§ **Task description**
Write the material out again exactly.
**********
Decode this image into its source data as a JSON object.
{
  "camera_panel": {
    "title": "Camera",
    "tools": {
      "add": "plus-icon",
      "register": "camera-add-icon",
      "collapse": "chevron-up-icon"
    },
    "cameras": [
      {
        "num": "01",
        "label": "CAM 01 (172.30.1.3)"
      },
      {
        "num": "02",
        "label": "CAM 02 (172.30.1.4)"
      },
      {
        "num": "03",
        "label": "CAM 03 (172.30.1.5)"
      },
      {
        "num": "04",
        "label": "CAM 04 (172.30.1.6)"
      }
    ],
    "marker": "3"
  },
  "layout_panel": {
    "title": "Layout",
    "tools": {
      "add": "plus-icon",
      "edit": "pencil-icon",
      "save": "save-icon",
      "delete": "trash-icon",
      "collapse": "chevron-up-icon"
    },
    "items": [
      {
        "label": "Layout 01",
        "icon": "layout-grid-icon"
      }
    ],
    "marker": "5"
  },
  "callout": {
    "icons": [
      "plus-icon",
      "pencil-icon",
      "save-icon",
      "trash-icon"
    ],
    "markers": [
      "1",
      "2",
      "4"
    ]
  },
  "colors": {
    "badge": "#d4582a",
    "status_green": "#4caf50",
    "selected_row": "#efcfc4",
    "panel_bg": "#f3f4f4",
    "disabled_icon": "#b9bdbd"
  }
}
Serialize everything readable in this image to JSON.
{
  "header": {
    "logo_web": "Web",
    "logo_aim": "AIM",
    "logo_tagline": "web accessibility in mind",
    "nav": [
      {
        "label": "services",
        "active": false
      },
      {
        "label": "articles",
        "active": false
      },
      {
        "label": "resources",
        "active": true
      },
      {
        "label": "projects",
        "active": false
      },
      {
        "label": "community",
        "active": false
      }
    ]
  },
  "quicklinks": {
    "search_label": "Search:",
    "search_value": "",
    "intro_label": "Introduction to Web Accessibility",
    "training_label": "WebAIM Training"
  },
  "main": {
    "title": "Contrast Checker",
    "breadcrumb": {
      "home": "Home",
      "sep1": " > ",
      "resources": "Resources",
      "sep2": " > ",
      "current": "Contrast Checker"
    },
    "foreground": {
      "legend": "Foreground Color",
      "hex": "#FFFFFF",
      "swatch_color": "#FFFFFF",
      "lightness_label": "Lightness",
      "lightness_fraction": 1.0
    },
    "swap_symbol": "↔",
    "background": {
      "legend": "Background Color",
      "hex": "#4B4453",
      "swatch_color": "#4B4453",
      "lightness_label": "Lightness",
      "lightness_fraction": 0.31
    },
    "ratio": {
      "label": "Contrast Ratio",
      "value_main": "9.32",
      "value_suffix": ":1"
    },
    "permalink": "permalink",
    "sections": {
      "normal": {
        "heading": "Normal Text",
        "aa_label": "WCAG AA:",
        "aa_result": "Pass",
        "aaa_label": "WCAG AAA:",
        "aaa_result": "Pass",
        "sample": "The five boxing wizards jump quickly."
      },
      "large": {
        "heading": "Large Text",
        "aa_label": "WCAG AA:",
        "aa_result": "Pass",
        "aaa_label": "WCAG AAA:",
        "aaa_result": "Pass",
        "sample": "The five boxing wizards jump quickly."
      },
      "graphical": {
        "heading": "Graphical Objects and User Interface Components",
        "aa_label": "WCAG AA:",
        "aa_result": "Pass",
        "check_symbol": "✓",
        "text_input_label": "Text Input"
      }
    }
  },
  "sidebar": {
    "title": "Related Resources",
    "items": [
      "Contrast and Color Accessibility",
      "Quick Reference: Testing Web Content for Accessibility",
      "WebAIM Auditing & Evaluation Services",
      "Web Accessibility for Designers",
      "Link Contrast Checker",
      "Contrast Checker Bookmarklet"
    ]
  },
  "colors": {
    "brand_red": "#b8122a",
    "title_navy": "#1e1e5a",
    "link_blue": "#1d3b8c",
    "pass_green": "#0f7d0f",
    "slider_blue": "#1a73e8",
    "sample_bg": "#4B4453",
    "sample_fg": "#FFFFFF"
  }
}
**********
§ **Answer below**
Decode this image into its source data as a JSON object.
{
  "camera_panel": {
    "title": "Camera",
    "tools": {
      "add": "plus-icon",
      "register": "camera-add-icon",
      "collapse": "chevron-up-icon"
    },
    "cameras": [
      {
        "num": "01",
        "label": "CAM 01 (172.30.1.3)"
      },
      {
        "num": "02",
        "label": "CAM 02 (172.30.1.4)"
      },
      {
        "num": "03",
        "label": "CAM 03 (172.30.1.5)"
      },
      {
        "num": "04",
        "label": "CAM 04 (172.30.1.6)"
      }
    ],
    "marker": "3"
  },
  "layout_panel": {
    "title": "Layout",
    "tools": {
      "add": "plus-icon",
      "edit": "pencil-icon",
      "save": "save-icon",
      "delete": "trash-icon",
      "collapse": "chevron-up-icon"
    },
    "items": [
      {
        "label": "Layout 01",
        "icon": "layout-grid-icon"
      }
    ],
    "marker": "5"
  },
  "callout": {
    "icons": [
      "plus-icon",
      "pencil-icon",
      "save-icon",
      "trash-icon"
    ],
    "markers": [
      "1",
      "2",
      "4"
    ]
  },
  "colors": {
    "badge": "#d4582a",
    "status_green": "#4caf50",
    "selected_row": "#efcfc4",
    "panel_bg": "#f3f4f4",
    "disabled_icon": "#b9bdbd"
  }
}
Serialize everything readable in this image to JSON.
{
  "header": {
    "logo_web": "Web",
    "logo_aim": "AIM",
    "logo_tagline": "web accessibility in mind",
    "nav": [
      {
        "label": "services",
        "active": false
      },
      {
        "label": "articles",
        "active": false
      },
      {
        "label": "resources",
        "active": true
      },
      {
        "label": "projects",
        "active": false
      },
      {
        "label": "community",
        "active": false
      }
    ]
  },
  "quicklinks": {
    "search_label": "Search:",
    "search_value": "",
    "intro_label": "Introduction to Web Accessibility",
    "training_label": "WebAIM Training"
  },
  "main": {
    "title": "Contrast Checker",
    "breadcrumb": {
      "home": "Home",
      "sep1": " > ",
      "resources": "Resources",
      "sep2": " > ",
      "current": "Contrast Checker"
    },
    "foreground": {
      "legend": "Foreground Color",
      "hex": "#FFFFFF",
      "swatch_color": "#FFFFFF",
      "lightness_label": "Lightness",
      "lightness_fraction": 1.0
    },
    "swap_symbol": "↔",
    "background": {
      "legend": "Background Color",
      "hex": "#4B4453",
      "swatch_color": "#4B4453",
      "lightness_label": "Lightness",
      "lightness_fraction": 0.31
    },
    "ratio": {
      "label": "Contrast Ratio",
      "value_main": "9.32",
      "value_suffix": ":1"
    },
    "permalink": "permalink",
    "sections": {
      "normal": {
        "heading": "Normal Text",
        "aa_label": "WCAG AA:",
        "aa_result": "Pass",
        "aaa_label": "WCAG AAA:",
        "aaa_result": "Pass",
        "sample": "The five boxing wizards jump quickly."
      },
      "large": {
        "heading": "Large Text",
        "aa_label": "WCAG AA:",
        "aa_result": "Pass",
        "aaa_label": "WCAG AAA:",
        "aaa_result": "Pass",
        "sample": "The five boxing wizards jump quickly."
      },
      "graphical": {
        "heading": "Graphical Objects and User Interface Components",
        "aa_label": "WCAG AA:",
        "aa_result": "Pass",
        "check_symbol": "✓",
        "text_input_label": "Text Input"
      }
    }
  },
  "sidebar": {
    "title": "Related Resources",
    "items": [
      "Contrast and Color Accessibility",
      "Quick Reference: Testing Web Content for Accessibility",
      "WebAIM Auditing & Evaluation Services",
      "Web Accessibility for Designers",
      "Link Contrast Checker",
      "Contrast Checker Bookmarklet"
    ]
  },
  "colors": {
    "brand_red": "#b8122a",
    "title_navy": "#1e1e5a",
    "link_blue": "#1d3b8c",
    "pass_green": "#0f7d0f",
    "slider_blue": "#1a73e8",
    "sample_bg": "#4B4453",
    "sample_fg": "#FFFFFF"
  }
}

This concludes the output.